Show every line of the records below that contains the word "Республика".

• **Records excerpted from a collection**:
——————————

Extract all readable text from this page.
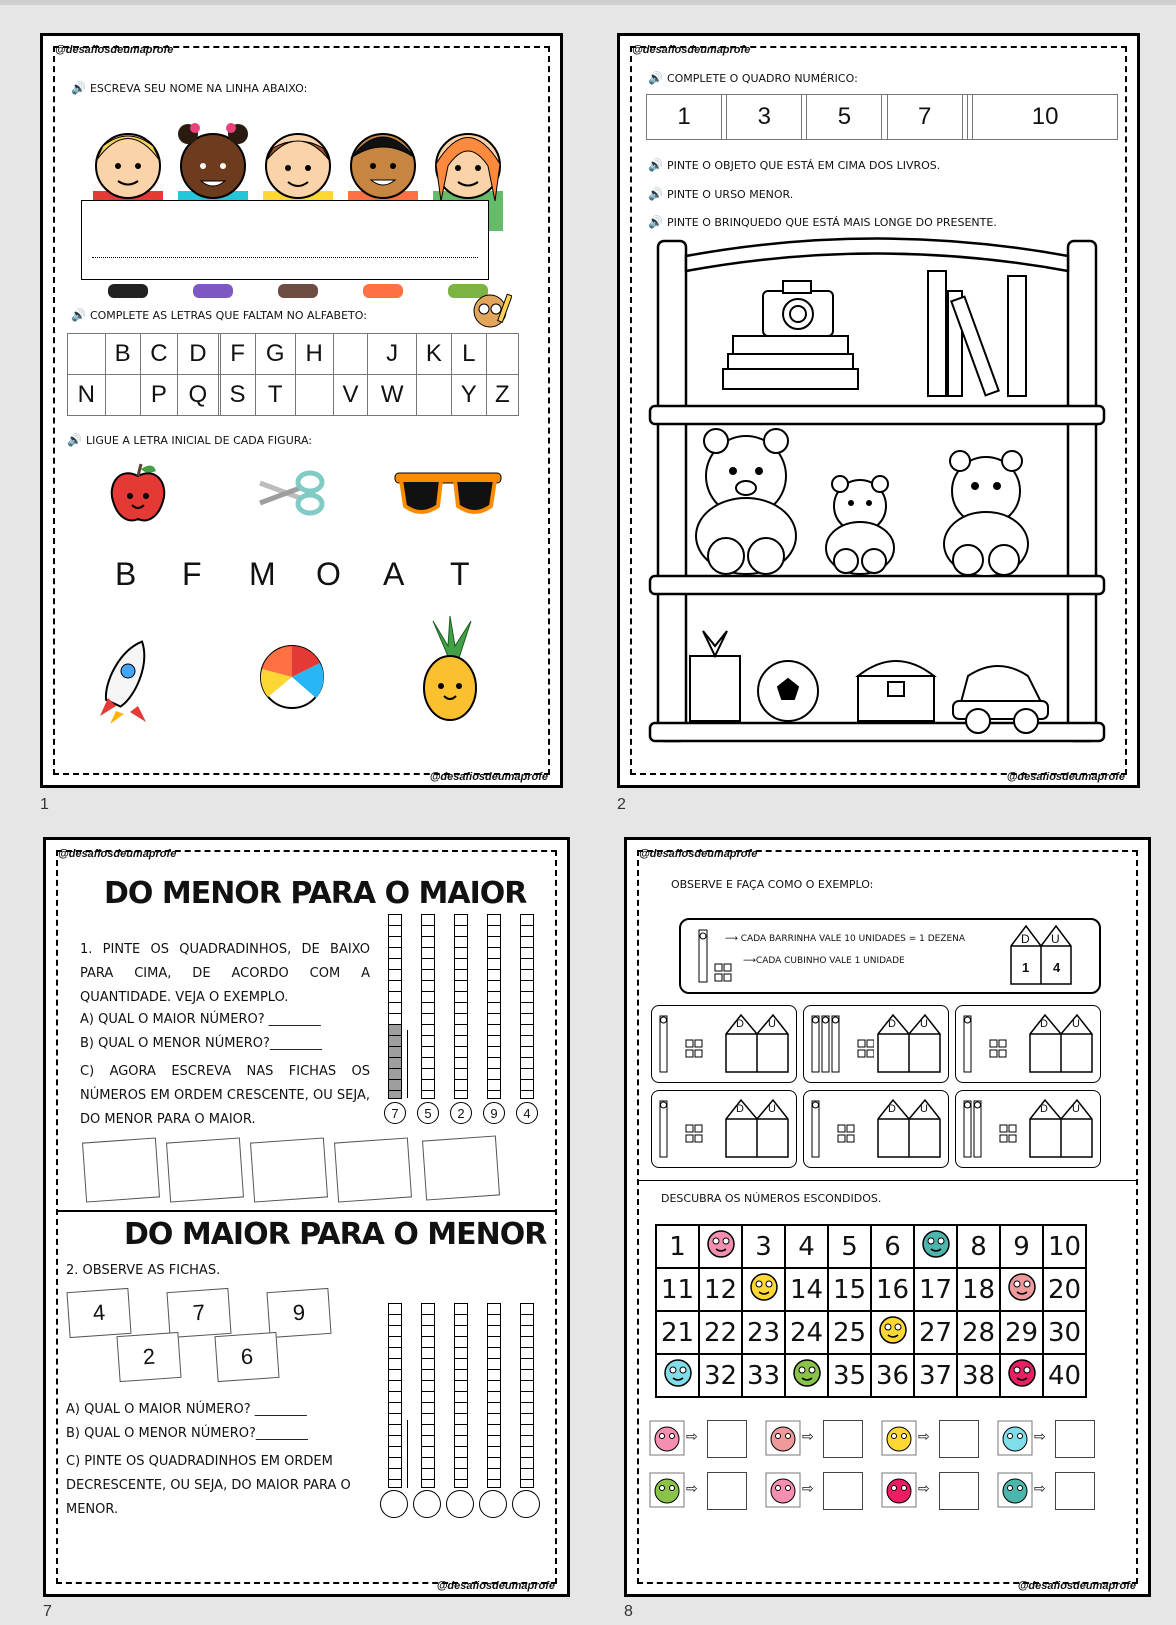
@desafiosdeumaprofe
@desafiosdeumaprofe
🔊 ESCREVA SEU NOME NA LINHA ABAIXO:
🔊 COMPLETE AS LETRAS QUE FALTAM NO ALFABETO:
	B	C	D		F	G	H		J	K	L	
N		P	Q		S	T		V	W		Y	Z
🔊 LIGUE A LETRA INICIAL DE CADA FIGURA:
B F M O A T
1
@desafiosdeumaprofe
@desafiosdeumaprofe
🔊 COMPLETE O QUADRO NUMÉRICO:
1		3		5		7			10
🔊 PINTE O OBJETO QUE ESTÁ EM CIMA DOS LIVROS.
🔊 PINTE O URSO MENOR.
🔊 PINTE O BRINQUEDO QUE ESTÁ MAIS LONGE DO PRESENTE.
2
@desafiosdeumaprofe
@desafiosdeumaprofe
DO MENOR PARA O MAIOR
1. PINTE OS QUADRADINHOS, DE BAIXO PARA CIMA, DE ACORDO COM A QUANTIDADE. VEJA O EXEMPLO.
A) QUAL O MAIOR NÚMERO? ________
B) QUAL O MENOR NÚMERO?________
C) AGORA ESCREVA NAS FICHAS OS NÚMEROS EM ORDEM CRESCENTE, OU SEJA, DO MENOR PARA O MAIOR.	7	5	2	9	4
DO MAIOR PARA O MENOR
2. OBSERVE AS FICHAS.
4	7	9
2	6
A) QUAL O MAIOR NÚMERO? ________
B) QUAL O MENOR NÚMERO?________
C) PINTE OS QUADRADINHOS EM ORDEM DECRESCENTE, OU SEJA, DO MAIOR PARA O MENOR.
7
@desafiosdeumaprofe
@desafiosdeumaprofe
OBSERVE E FAÇA COMO O EXEMPLO:
⟶ CADA BARRINHA VALE 10 UNIDADES = 1 DEZENA
⟶CADA CUBINHO VALE 1 UNIDADE
D U
1 4
D U	D U	D U
D U	D U	D U
DESCUBRA OS NÚMEROS ESCONDIDOS.
1		3	4	5	6		8	9	10
11	12		14	15	16	17	18		20
21	22	23	24	25		27	28	29	30
	32	33		35	36	37	38		40
⇨	⇨	⇨	⇨
⇨	⇨	⇨	⇨
8
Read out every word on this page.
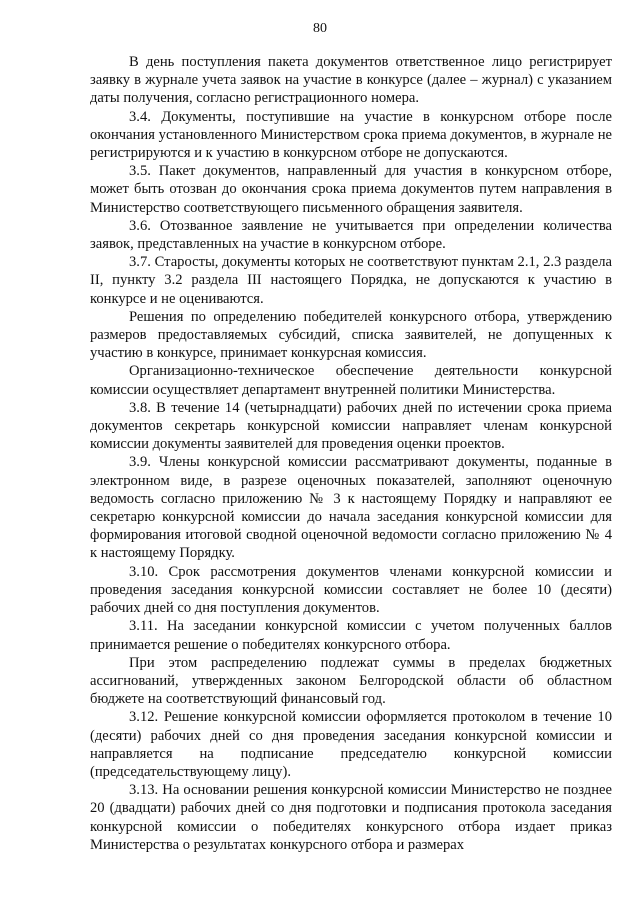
80

В день поступления пакета документов ответственное лицо регистрирует заявку в журнале учета заявок на участие в конкурсе (далее – журнал) с указанием даты получения, согласно регистрационного номера.

3.4. Документы, поступившие на участие в конкурсном отборе после окончания установленного Министерством срока приема документов, в журнале не регистрируются и к участию в конкурсном отборе не допускаются.

3.5. Пакет документов, направленный для участия в конкурсном отборе, может быть отозван до окончания срока приема документов путем направления в Министерство соответствующего письменного обращения заявителя.

3.6. Отозванное заявление не учитывается при определении количества заявок, представленных на участие в конкурсном отборе.

3.7. Старосты, документы которых не соответствуют пунктам 2.1, 2.3 раздела II, пункту 3.2 раздела III настоящего Порядка, не допускаются к участию в конкурсе и не оцениваются.

Решения по определению победителей конкурсного отбора, утверждению размеров предоставляемых субсидий, списка заявителей, не допущенных к участию в конкурсе, принимает конкурсная комиссия.

Организационно-техническое обеспечение деятельности конкурсной комиссии осуществляет департамент внутренней политики Министерства.

3.8. В течение 14 (четырнадцати) рабочих дней по истечении срока приема документов секретарь конкурсной комиссии направляет членам конкурсной комиссии документы заявителей для проведения оценки проектов.

3.9. Члены конкурсной комиссии рассматривают документы, поданные в электронном виде, в разрезе оценочных показателей, заполняют оценочную ведомость согласно приложению № 3 к настоящему Порядку и направляют ее секретарю конкурсной комиссии до начала заседания конкурсной комиссии для формирования итоговой сводной оценочной ведомости согласно приложению № 4 к настоящему Порядку.

3.10. Срок рассмотрения документов членами конкурсной комиссии и проведения заседания конкурсной комиссии составляет не более 10 (десяти) рабочих дней со дня поступления документов.

3.11. На заседании конкурсной комиссии с учетом полученных баллов принимается решение о победителях конкурсного отбора.

При этом распределению подлежат суммы в пределах бюджетных ассигнований, утвержденных законом Белгородской области об областном бюджете на соответствующий финансовый год.

3.12. Решение конкурсной комиссии оформляется протоколом в течение 10 (десяти) рабочих дней со дня проведения заседания конкурсной комиссии и направляется на подписание председателю конкурсной комиссии (председательствующему лицу).

3.13. На основании решения конкурсной комиссии Министерство не позднее 20 (двадцати) рабочих дней со дня подготовки и подписания протокола заседания конкурсной комиссии о победителях конкурсного отбора издает приказ Министерства о результатах конкурсного отбора и размерах
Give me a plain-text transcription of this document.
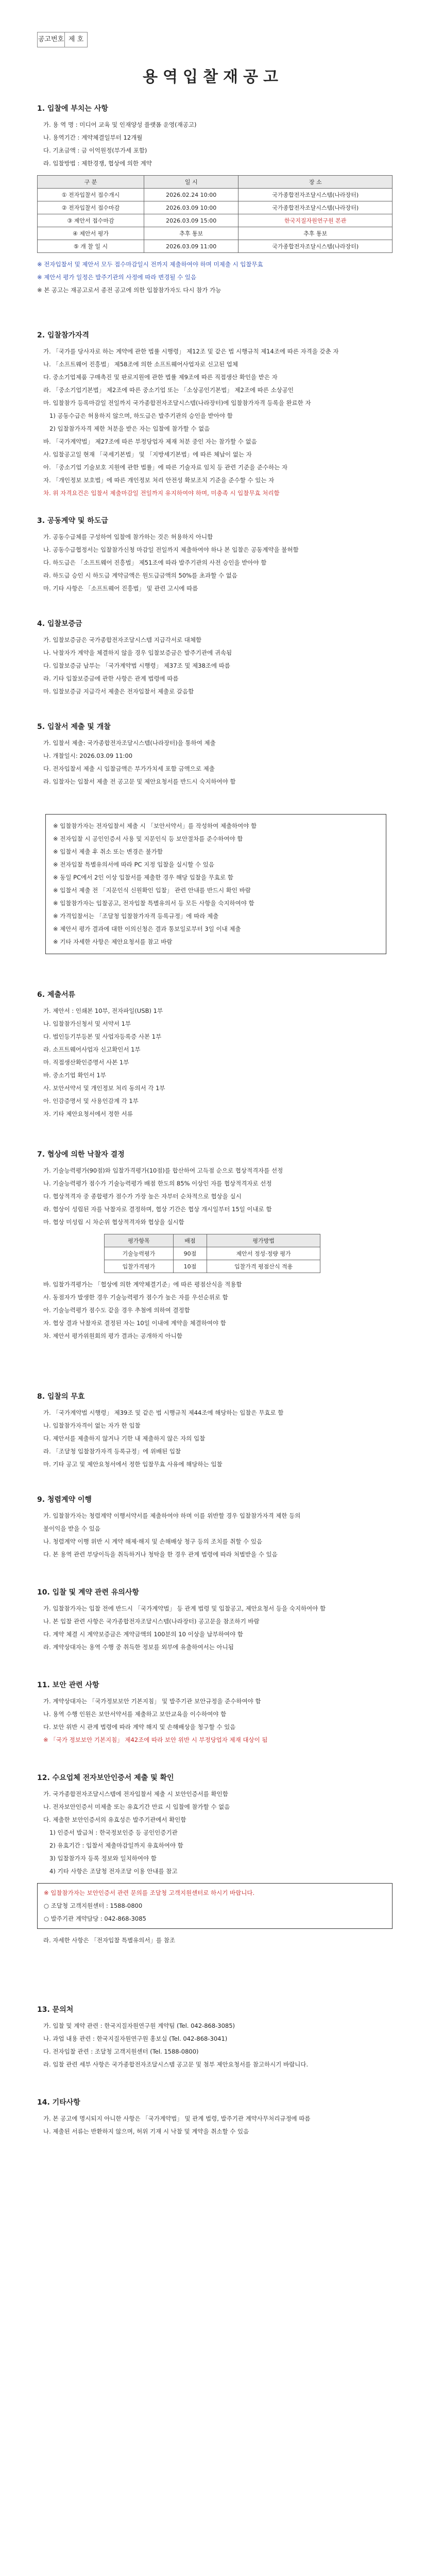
공고번호 제 호
용역입찰재공고
1. 입찰에 부치는 사항
가. 용 역 명 : 미디어 교육 및 인재양성 플랫폼 운영(재공고)
나. 용역기간 : 계약체결일부터 12개월
다. 기초금액 : 금 이억원정(부가세 포함)
라. 입찰방법 : 제한경쟁, 협상에 의한 계약
구 분	일 시	장 소
① 전자입찰서 접수개시	2026.02.24 10:00	국가종합전자조달시스템(나라장터)
② 전자입찰서 접수마감	2026.03.09 10:00	국가종합전자조달시스템(나라장터)
③ 제안서 접수마감	2026.03.09 15:00	한국지질자원연구원 본관
④ 제안서 평가	추후 통보	추후 통보
⑤ 개 찰 일 시	2026.03.09 11:00	국가종합전자조달시스템(나라장터)
※ 전자입찰서 및 제안서 모두 접수마감일시 전까지 제출하여야 하며 미제출 시 입찰무효
※ 제안서 평가 일정은 발주기관의 사정에 따라 변경될 수 있음
※ 본 공고는 재공고로서 종전 공고에 의한 입찰참가자도 다시 참가 가능
2. 입찰참가자격
가. 「국가를 당사자로 하는 계약에 관한 법률 시행령」 제12조 및 같은 법 시행규칙 제14조에 따른 자격을 갖춘 자
나. 「소프트웨어 진흥법」 제58조에 의한 소프트웨어사업자로 신고된 업체
다. 중소기업제품 구매촉진 및 판로지원에 관한 법률 제9조에 따른 직접생산 확인을 받은 자
라. 「중소기업기본법」 제2조에 따른 중소기업 또는 「소상공인기본법」 제2조에 따른 소상공인
마. 입찰참가 등록마감일 전일까지 국가종합전자조달시스템(나라장터)에 입찰참가자격 등록을 완료한 자
1) 공동수급은 허용하지 않으며, 하도급은 발주기관의 승인을 받아야 함
2) 입찰참가자격 제한 처분을 받은 자는 입찰에 참가할 수 없음
바. 「국가계약법」 제27조에 따른 부정당업자 제재 처분 중인 자는 참가할 수 없음
사. 입찰공고일 현재 「국세기본법」 및 「지방세기본법」에 따른 체납이 없는 자
아. 「중소기업 기술보호 지원에 관한 법률」에 따른 기술자료 임치 등 관련 기준을 준수하는 자
자. 「개인정보 보호법」에 따른 개인정보 처리 안전성 확보조치 기준을 준수할 수 있는 자
차. 위 자격요건은 입찰서 제출마감일 전일까지 유지하여야 하며, 미충족 시 입찰무효 처리함
3. 공동계약 및 하도급
가. 공동수급체를 구성하여 입찰에 참가하는 것은 허용하지 아니함
나. 공동수급협정서는 입찰참가신청 마감일 전일까지 제출하여야 하나 본 입찰은 공동계약을 불허함
다. 하도급은 「소프트웨어 진흥법」 제51조에 따라 발주기관의 사전 승인을 받아야 함
라. 하도급 승인 시 하도급 계약금액은 원도급금액의 50%를 초과할 수 없음
마. 기타 사항은 「소프트웨어 진흥법」 및 관련 고시에 따름
4. 입찰보증금
가. 입찰보증금은 국가종합전자조달시스템 지급각서로 대체함
나. 낙찰자가 계약을 체결하지 않을 경우 입찰보증금은 발주기관에 귀속됨
다. 입찰보증금 납부는 「국가계약법 시행령」 제37조 및 제38조에 따름
라. 기타 입찰보증금에 관한 사항은 관계 법령에 따름
마. 입찰보증금 지급각서 제출은 전자입찰서 제출로 갈음함
5. 입찰서 제출 및 개찰
가. 입찰서 제출: 국가종합전자조달시스템(나라장터)을 통하여 제출
나. 개찰일시: 2026.03.09 11:00
다. 전자입찰서 제출 시 입찰금액은 부가가치세 포함 금액으로 제출
라. 입찰자는 입찰서 제출 전 공고문 및 제안요청서를 반드시 숙지하여야 함
※ 입찰참가자는 전자입찰서 제출 시 「보안서약서」를 작성하여 제출하여야 함
※ 전자입찰 시 공인인증서 사용 및 지문인식 등 보안절차를 준수하여야 함
※ 입찰서 제출 후 취소 또는 변경은 불가함
※ 전자입찰 특별유의서에 따라 PC 지정 입찰을 실시할 수 있음
※ 동일 PC에서 2인 이상 입찰서를 제출한 경우 해당 입찰을 무효로 함
※ 입찰서 제출 전 「지문인식 신원확인 입찰」 관련 안내를 반드시 확인 바람
※ 입찰참가자는 입찰공고, 전자입찰 특별유의서 등 모든 사항을 숙지하여야 함
※ 가격입찰서는 「조달청 입찰참가자격 등록규정」에 따라 제출
※ 제안서 평가 결과에 대한 이의신청은 결과 통보일로부터 3일 이내 제출
※ 기타 자세한 사항은 제안요청서를 참고 바람
6. 제출서류
가. 제안서 : 인쇄본 10부, 전자파일(USB) 1부
나. 입찰참가신청서 및 서약서 1부
다. 법인등기부등본 및 사업자등록증 사본 1부
라. 소프트웨어사업자 신고확인서 1부
마. 직접생산확인증명서 사본 1부
바. 중소기업 확인서 1부
사. 보안서약서 및 개인정보 처리 동의서 각 1부
아. 인감증명서 및 사용인감계 각 1부
자. 기타 제안요청서에서 정한 서류
7. 협상에 의한 낙찰자 결정
가. 기술능력평가(90점)와 입찰가격평가(10점)를 합산하여 고득점 순으로 협상적격자를 선정
나. 기술능력평가 점수가 기술능력평가 배점 한도의 85% 이상인 자를 협상적격자로 선정
다. 협상적격자 중 종합평가 점수가 가장 높은 자부터 순차적으로 협상을 실시
라. 협상이 성립된 자를 낙찰자로 결정하며, 협상 기간은 협상 개시일부터 15일 이내로 함
마. 협상 미성립 시 차순위 협상적격자와 협상을 실시함
평가항목	배점	평가방법
기술능력평가	90점	제안서 정성·정량 평가
입찰가격평가	10점	입찰가격 평점산식 적용
바. 입찰가격평가는 「협상에 의한 계약체결기준」에 따른 평점산식을 적용함
사. 동점자가 발생한 경우 기술능력평가 점수가 높은 자를 우선순위로 함
아. 기술능력평가 점수도 같을 경우 추첨에 의하여 결정함
자. 협상 결과 낙찰자로 결정된 자는 10일 이내에 계약을 체결하여야 함
차. 제안서 평가위원회의 평가 결과는 공개하지 아니함
8. 입찰의 무효
가. 「국가계약법 시행령」 제39조 및 같은 법 시행규칙 제44조에 해당하는 입찰은 무효로 함
나. 입찰참가자격이 없는 자가 한 입찰
다. 제안서를 제출하지 않거나 기한 내 제출하지 않은 자의 입찰
라. 「조달청 입찰참가자격 등록규정」에 위배된 입찰
마. 기타 공고 및 제안요청서에서 정한 입찰무효 사유에 해당하는 입찰
9. 청렴계약 이행
가. 입찰참가자는 청렴계약 이행서약서를 제출하여야 하며 이를 위반할 경우 입찰참가자격 제한 등의
불이익을 받을 수 있음
나. 청렴계약 이행 위반 시 계약 해제·해지 및 손해배상 청구 등의 조치를 취할 수 있음
다. 본 용역 관련 부당이득을 취득하거나 청탁을 한 경우 관계 법령에 따라 처벌받을 수 있음
10. 입찰 및 계약 관련 유의사항
가. 입찰참가자는 입찰 전에 반드시 「국가계약법」 등 관계 법령 및 입찰공고, 제안요청서 등을 숙지하여야 함
나. 본 입찰 관련 사항은 국가종합전자조달시스템(나라장터) 공고문을 참조하기 바람
다. 계약 체결 시 계약보증금은 계약금액의 100분의 10 이상을 납부하여야 함
라. 계약상대자는 용역 수행 중 취득한 정보를 외부에 유출하여서는 아니됨
11. 보안 관련 사항
가. 계약상대자는 「국가정보보안 기본지침」 및 발주기관 보안규정을 준수하여야 함
나. 용역 수행 인원은 보안서약서를 제출하고 보안교육을 이수하여야 함
다. 보안 위반 시 관계 법령에 따라 계약 해지 및 손해배상을 청구할 수 있음
※ 「국가 정보보안 기본지침」 제42조에 따라 보안 위반 시 부정당업자 제재 대상이 됨
12. 수요업체 전자보안인증서 제출 및 확인
가. 국가종합전자조달시스템에 전자입찰서 제출 시 보안인증서를 확인함
나. 전자보안인증서 미제출 또는 유효기간 만료 시 입찰에 참가할 수 없음
다. 제출한 보안인증서의 유효성은 발주기관에서 확인함
1) 인증서 발급처 : 한국정보인증 등 공인인증기관
2) 유효기간 : 입찰서 제출마감일까지 유효하여야 함
3) 입찰참가자 등록 정보와 일치하여야 함
4) 기타 사항은 조달청 전자조달 이용 안내를 참고
※ 입찰참가자는 보안인증서 관련 문의를 조달청 고객지원센터로 하시기 바랍니다.
○ 조달청 고객지원센터 : 1588-0800
○ 발주기관 계약담당 : 042-868-3085
라. 자세한 사항은 「전자입찰 특별유의서」를 참조
13. 문의처
가. 입찰 및 계약 관련 : 한국지질자원연구원 계약팀 (Tel. 042-868-3085)
나. 과업 내용 관련 : 한국지질자원연구원 홍보실 (Tel. 042-868-3041)
다. 전자입찰 관련 : 조달청 고객지원센터 (Tel. 1588-0800)
라. 입찰 관련 세부 사항은 국가종합전자조달시스템 공고문 및 첨부 제안요청서를 참고하시기 바랍니다.
14. 기타사항
가. 본 공고에 명시되지 아니한 사항은 「국가계약법」 및 관계 법령, 발주기관 계약사무처리규정에 따름
나. 제출된 서류는 반환하지 않으며, 허위 기재 시 낙찰 및 계약을 취소할 수 있음
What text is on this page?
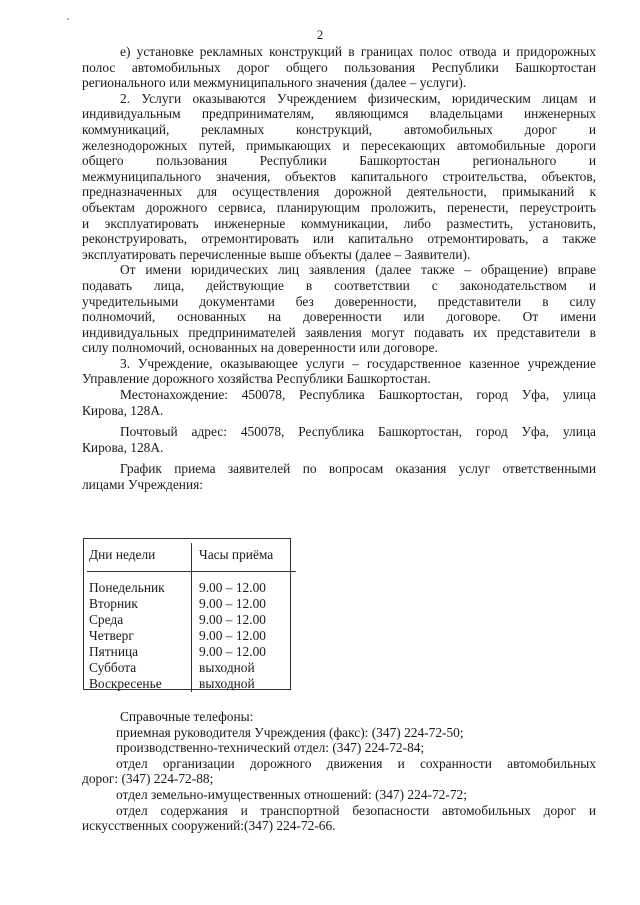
2
е) установке рекламных конструкций в границах полос отвода и придорожных
полос автомобильных дорог общего пользования Республики Башкортостан
регионального или межмуниципального значения (далее – услуги).
2. Услуги оказываются Учреждением физическим, юридическим лицам и
индивидуальным предпринимателям, являющимся владельцами инженерных
коммуникаций, рекламных конструкций, автомобильных дорог и
железнодорожных путей, примыкающих и пересекающих автомобильные дороги
общего пользования Республики Башкортостан регионального и
межмуниципального значения, объектов капитального строительства, объектов,
предназначенных для осуществления дорожной деятельности, примыканий к
объектам дорожного сервиса, планирующим проложить, перенести, переустроить
и эксплуатировать инженерные коммуникации, либо разместить, установить,
реконструировать, отремонтировать или капитально отремонтировать, а также
эксплуатировать перечисленные выше объекты (далее – Заявители).
От имени юридических лиц заявления (далее также – обращение) вправе
подавать лица, действующие в соответствии с законодательством и
учредительными документами без доверенности, представители в силу
полномочий, основанных на доверенности или договоре. От имени
индивидуальных предпринимателей заявления могут подавать их представители в
силу полномочий, основанных на доверенности или договоре.
3. Учреждение, оказывающее услуги – государственное казенное учреждение
Управление дорожного хозяйства Республики Башкортостан.
Местонахождение: 450078, Республика Башкортостан, город Уфа, улица
Кирова, 128А.
Почтовый адрес: 450078, Республика Башкортостан, город Уфа, улица
Кирова, 128А.
График приема заявителей по вопросам оказания услуг ответственными
лицами Учреждения:
Дни недели	Часы приёма
Понедельник	9.00 – 12.00
Вторник	9.00 – 12.00
Среда	9.00 – 12.00
Четверг	9.00 – 12.00
Пятница	9.00 – 12.00
Суббота	выходной
Воскресенье	выходной
Справочные телефоны:
приемная руководителя Учреждения (факс): (347) 224-72-50;
производственно-технический отдел: (347) 224-72-84;
отдел организации дорожного движения и сохранности автомобильных
дорог: (347) 224-72-88;
отдел земельно-имущественных отношений: (347) 224-72-72;
отдел содержания и транспортной безопасности автомобильных дорог и
искусственных сооружений:(347) 224-72-66.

——————————

• **Result of this exercise**:
Местонахождение: 450078, Республика Башкортостан, город Уфа, улица
Почтовый адрес: 450078, Республика Башкортостан, город Уфа, улица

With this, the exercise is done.